-- AIM --
Transcribe the material in full. Nothing should differ except that the pictures are left out.

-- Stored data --
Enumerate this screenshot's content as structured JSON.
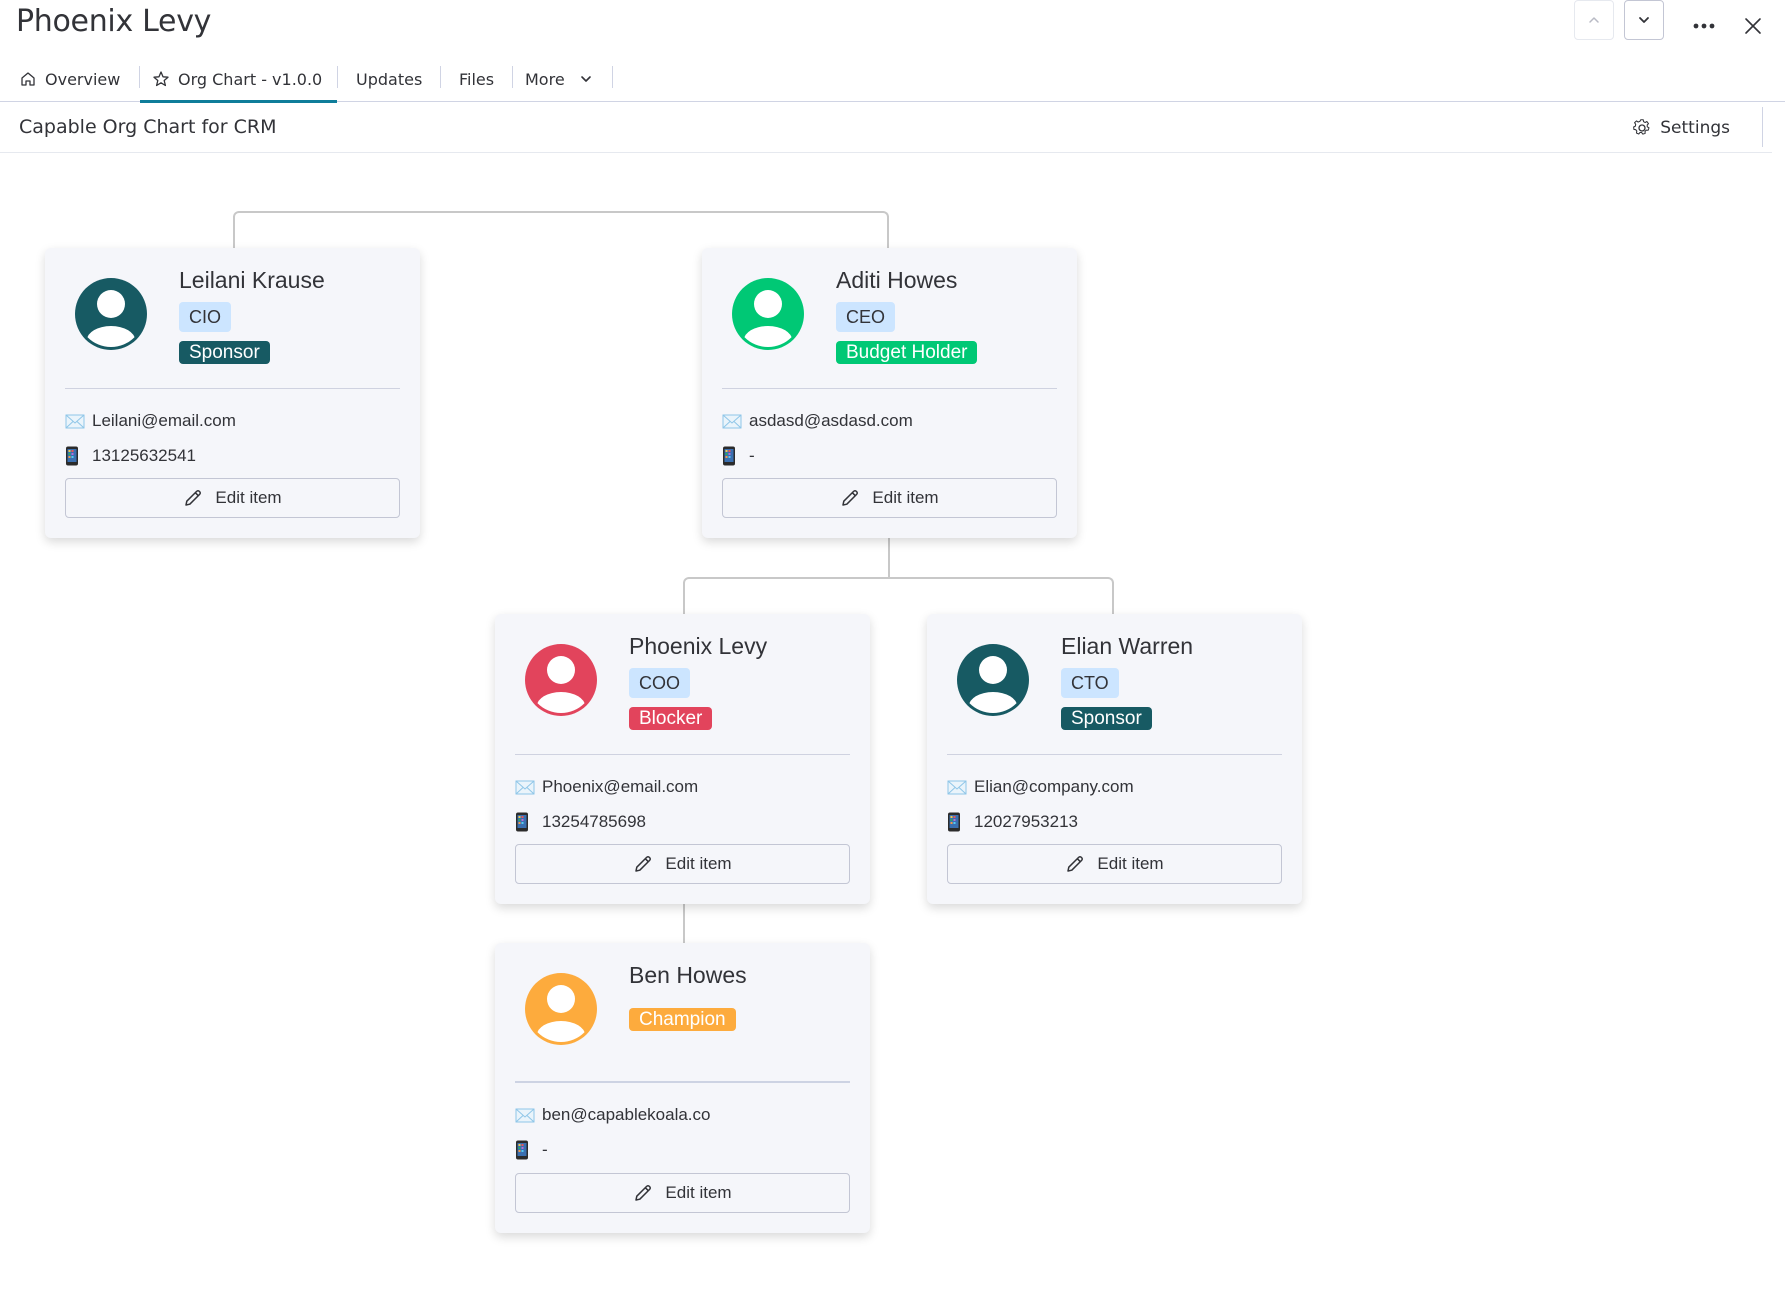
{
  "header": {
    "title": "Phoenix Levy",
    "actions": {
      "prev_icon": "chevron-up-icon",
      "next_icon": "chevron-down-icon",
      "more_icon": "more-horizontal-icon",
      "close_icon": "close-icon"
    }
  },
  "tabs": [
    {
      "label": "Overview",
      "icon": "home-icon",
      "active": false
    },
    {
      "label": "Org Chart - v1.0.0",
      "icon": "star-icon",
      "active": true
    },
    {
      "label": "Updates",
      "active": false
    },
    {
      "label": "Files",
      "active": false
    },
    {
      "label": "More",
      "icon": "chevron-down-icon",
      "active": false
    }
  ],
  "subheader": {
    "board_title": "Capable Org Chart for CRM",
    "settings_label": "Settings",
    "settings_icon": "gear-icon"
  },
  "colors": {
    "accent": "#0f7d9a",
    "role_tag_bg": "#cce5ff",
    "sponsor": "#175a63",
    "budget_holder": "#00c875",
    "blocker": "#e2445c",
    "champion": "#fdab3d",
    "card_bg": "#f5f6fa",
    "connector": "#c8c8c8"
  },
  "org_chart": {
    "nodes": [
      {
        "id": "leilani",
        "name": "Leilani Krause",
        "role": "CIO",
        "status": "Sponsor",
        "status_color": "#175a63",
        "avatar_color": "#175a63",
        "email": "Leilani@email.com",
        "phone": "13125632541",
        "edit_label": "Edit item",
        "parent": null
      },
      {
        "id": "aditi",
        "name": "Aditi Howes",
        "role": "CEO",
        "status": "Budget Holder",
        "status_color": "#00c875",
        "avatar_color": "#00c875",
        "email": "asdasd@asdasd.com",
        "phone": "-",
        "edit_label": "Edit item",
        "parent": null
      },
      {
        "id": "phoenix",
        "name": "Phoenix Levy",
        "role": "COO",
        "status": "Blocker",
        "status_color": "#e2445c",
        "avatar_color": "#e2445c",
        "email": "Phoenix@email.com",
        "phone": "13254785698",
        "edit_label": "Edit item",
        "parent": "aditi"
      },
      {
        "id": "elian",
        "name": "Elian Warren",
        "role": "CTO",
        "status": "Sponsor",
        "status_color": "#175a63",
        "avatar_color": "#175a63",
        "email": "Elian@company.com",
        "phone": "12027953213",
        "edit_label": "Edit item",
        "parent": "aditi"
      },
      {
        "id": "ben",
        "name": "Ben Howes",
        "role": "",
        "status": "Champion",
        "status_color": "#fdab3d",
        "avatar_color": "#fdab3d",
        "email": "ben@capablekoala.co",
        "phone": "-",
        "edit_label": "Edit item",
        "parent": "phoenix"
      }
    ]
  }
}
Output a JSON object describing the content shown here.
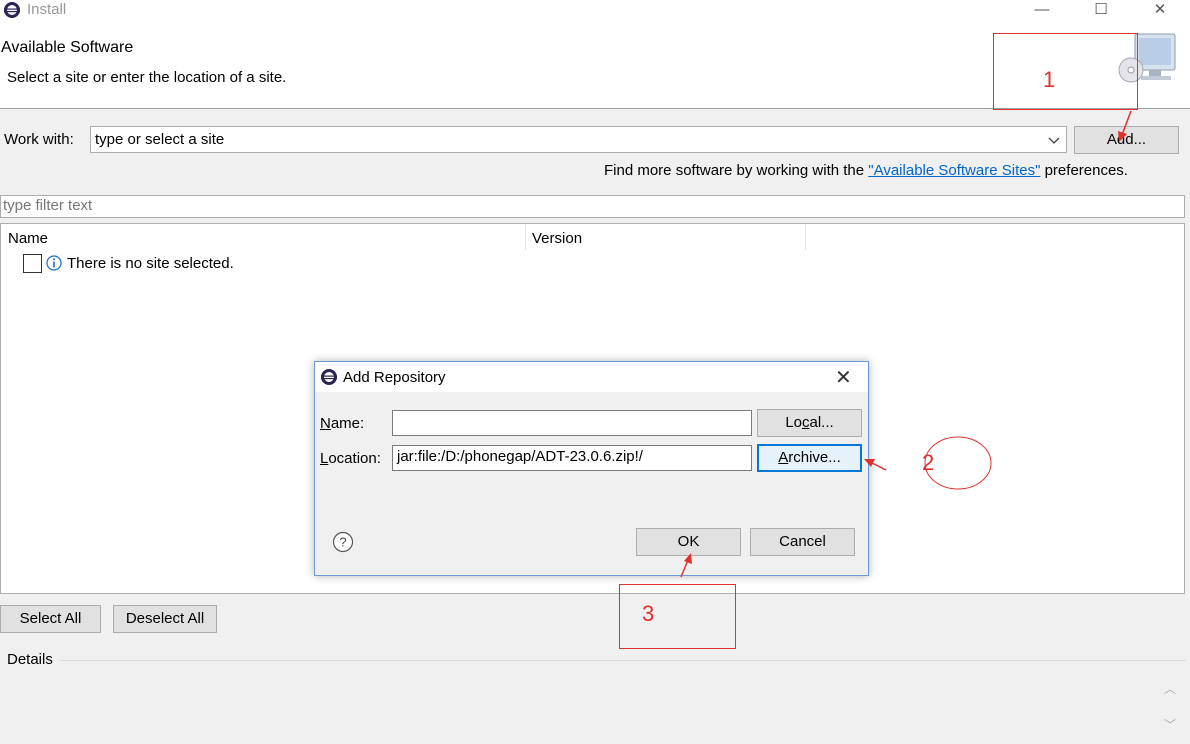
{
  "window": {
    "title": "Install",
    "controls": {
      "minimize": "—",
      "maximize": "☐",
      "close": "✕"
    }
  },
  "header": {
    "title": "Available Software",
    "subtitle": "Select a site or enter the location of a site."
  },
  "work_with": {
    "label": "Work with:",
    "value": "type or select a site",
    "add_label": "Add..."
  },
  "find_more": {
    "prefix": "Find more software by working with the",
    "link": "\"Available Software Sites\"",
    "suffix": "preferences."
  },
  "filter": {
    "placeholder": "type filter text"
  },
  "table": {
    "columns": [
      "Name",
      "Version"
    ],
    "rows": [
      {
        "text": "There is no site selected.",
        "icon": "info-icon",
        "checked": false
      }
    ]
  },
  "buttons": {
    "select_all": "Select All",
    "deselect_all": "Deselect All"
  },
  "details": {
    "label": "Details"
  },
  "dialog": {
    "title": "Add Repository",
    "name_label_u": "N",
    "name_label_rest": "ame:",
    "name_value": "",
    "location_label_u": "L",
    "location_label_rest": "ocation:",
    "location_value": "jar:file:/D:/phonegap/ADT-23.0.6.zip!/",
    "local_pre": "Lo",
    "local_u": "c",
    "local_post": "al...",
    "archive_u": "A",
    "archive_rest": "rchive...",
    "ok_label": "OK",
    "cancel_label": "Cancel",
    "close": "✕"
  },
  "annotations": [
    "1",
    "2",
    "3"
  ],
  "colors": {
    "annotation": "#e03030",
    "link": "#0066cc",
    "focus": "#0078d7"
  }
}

-- ANSWER TO THE TASK --
Enumerate this screenshot's content as structured JSON.
{
  "header": {
    "title": "Phoenix Levy",
    "actions": {
      "prev_icon": "chevron-up-icon",
      "next_icon": "chevron-down-icon",
      "more_icon": "more-horizontal-icon",
      "close_icon": "close-icon"
    }
  },
  "tabs": [
    {
      "label": "Overview",
      "icon": "home-icon",
      "active": false
    },
    {
      "label": "Org Chart - v1.0.0",
      "icon": "star-icon",
      "active": true
    },
    {
      "label": "Updates",
      "active": false
    },
    {
      "label": "Files",
      "active": false
    },
    {
      "label": "More",
      "icon": "chevron-down-icon",
      "active": false
    }
  ],
  "subheader": {
    "board_title": "Capable Org Chart for CRM",
    "settings_label": "Settings",
    "settings_icon": "gear-icon"
  },
  "colors": {
    "accent": "#0f7d9a",
    "role_tag_bg": "#cce5ff",
    "sponsor": "#175a63",
    "budget_holder": "#00c875",
    "blocker": "#e2445c",
    "champion": "#fdab3d",
    "card_bg": "#f5f6fa",
    "connector": "#c8c8c8"
  },
  "org_chart": {
    "nodes": [
      {
        "id": "leilani",
        "name": "Leilani Krause",
        "role": "CIO",
        "status": "Sponsor",
        "status_color": "#175a63",
        "avatar_color": "#175a63",
        "email": "Leilani@email.com",
        "phone": "13125632541",
        "edit_label": "Edit item",
        "parent": null
      },
      {
        "id": "aditi",
        "name": "Aditi Howes",
        "role": "CEO",
        "status": "Budget Holder",
        "status_color": "#00c875",
        "avatar_color": "#00c875",
        "email": "asdasd@asdasd.com",
        "phone": "-",
        "edit_label": "Edit item",
        "parent": null
      },
      {
        "id": "phoenix",
        "name": "Phoenix Levy",
        "role": "COO",
        "status": "Blocker",
        "status_color": "#e2445c",
        "avatar_color": "#e2445c",
        "email": "Phoenix@email.com",
        "phone": "13254785698",
        "edit_label": "Edit item",
        "parent": "aditi"
      },
      {
        "id": "elian",
        "name": "Elian Warren",
        "role": "CTO",
        "status": "Sponsor",
        "status_color": "#175a63",
        "avatar_color": "#175a63",
        "email": "Elian@company.com",
        "phone": "12027953213",
        "edit_label": "Edit item",
        "parent": "aditi"
      },
      {
        "id": "ben",
        "name": "Ben Howes",
        "role": "",
        "status": "Champion",
        "status_color": "#fdab3d",
        "avatar_color": "#fdab3d",
        "email": "ben@capablekoala.co",
        "phone": "-",
        "edit_label": "Edit item",
        "parent": "phoenix"
      }
    ]
  }
}
Output a JSON object describing the content shown here.
{
  "window": {
    "title": "Install",
    "controls": {
      "minimize": "—",
      "maximize": "☐",
      "close": "✕"
    }
  },
  "header": {
    "title": "Available Software",
    "subtitle": "Select a site or enter the location of a site."
  },
  "work_with": {
    "label": "Work with:",
    "value": "type or select a site",
    "add_label": "Add..."
  },
  "find_more": {
    "prefix": "Find more software by working with the",
    "link": "\"Available Software Sites\"",
    "suffix": "preferences."
  },
  "filter": {
    "placeholder": "type filter text"
  },
  "table": {
    "columns": [
      "Name",
      "Version"
    ],
    "rows": [
      {
        "text": "There is no site selected.",
        "icon": "info-icon",
        "checked": false
      }
    ]
  },
  "buttons": {
    "select_all": "Select All",
    "deselect_all": "Deselect All"
  },
  "details": {
    "label": "Details"
  },
  "dialog": {
    "title": "Add Repository",
    "name_label_u": "N",
    "name_label_rest": "ame:",
    "name_value": "",
    "location_label_u": "L",
    "location_label_rest": "ocation:",
    "location_value": "jar:file:/D:/phonegap/ADT-23.0.6.zip!/",
    "local_pre": "Lo",
    "local_u": "c",
    "local_post": "al...",
    "archive_u": "A",
    "archive_rest": "rchive...",
    "ok_label": "OK",
    "cancel_label": "Cancel",
    "close": "✕"
  },
  "annotations": [
    "1",
    "2",
    "3"
  ],
  "colors": {
    "annotation": "#e03030",
    "link": "#0066cc",
    "focus": "#0078d7"
  }
}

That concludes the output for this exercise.